--- Start of DATA LISTING ---

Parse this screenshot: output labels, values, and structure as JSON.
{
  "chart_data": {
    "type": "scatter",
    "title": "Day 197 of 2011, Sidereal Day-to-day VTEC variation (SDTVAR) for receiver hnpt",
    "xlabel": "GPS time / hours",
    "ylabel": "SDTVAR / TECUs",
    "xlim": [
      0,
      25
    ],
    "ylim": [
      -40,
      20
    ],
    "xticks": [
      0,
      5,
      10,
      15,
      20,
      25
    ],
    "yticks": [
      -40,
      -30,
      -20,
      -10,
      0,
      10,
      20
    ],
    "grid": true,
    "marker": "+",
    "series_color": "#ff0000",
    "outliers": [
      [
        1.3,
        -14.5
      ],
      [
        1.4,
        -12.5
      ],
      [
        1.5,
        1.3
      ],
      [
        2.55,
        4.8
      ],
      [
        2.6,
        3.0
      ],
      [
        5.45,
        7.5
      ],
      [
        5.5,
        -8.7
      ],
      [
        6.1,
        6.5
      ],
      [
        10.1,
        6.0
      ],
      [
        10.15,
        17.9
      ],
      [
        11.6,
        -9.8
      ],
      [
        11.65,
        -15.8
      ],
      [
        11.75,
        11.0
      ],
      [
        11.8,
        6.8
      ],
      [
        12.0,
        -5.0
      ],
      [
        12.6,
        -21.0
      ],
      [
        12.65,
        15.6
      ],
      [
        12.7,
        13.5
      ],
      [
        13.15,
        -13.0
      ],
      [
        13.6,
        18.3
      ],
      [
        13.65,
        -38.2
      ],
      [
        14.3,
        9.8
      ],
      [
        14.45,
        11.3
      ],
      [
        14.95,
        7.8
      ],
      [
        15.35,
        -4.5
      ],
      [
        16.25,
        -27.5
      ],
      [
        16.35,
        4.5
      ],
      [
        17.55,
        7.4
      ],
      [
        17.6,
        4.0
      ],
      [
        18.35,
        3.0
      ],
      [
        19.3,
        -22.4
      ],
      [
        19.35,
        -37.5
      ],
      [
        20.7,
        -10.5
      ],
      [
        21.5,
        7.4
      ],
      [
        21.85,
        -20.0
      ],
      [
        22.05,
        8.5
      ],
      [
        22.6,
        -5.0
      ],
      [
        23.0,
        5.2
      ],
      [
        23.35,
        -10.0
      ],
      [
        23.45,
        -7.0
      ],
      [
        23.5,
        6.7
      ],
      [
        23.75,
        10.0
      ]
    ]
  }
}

--- End of DATA LISTING ---

• **THE EXERCISE**
From the entries above, copy every line that holds the word "SDTVAR".

• **TASK RESULT**
    "title": "Day 197 of 2011, Sidereal Day-to-day VTEC variation (SDTVAR) for receiver hnpt",
    "ylabel": "SDTVAR / TECUs",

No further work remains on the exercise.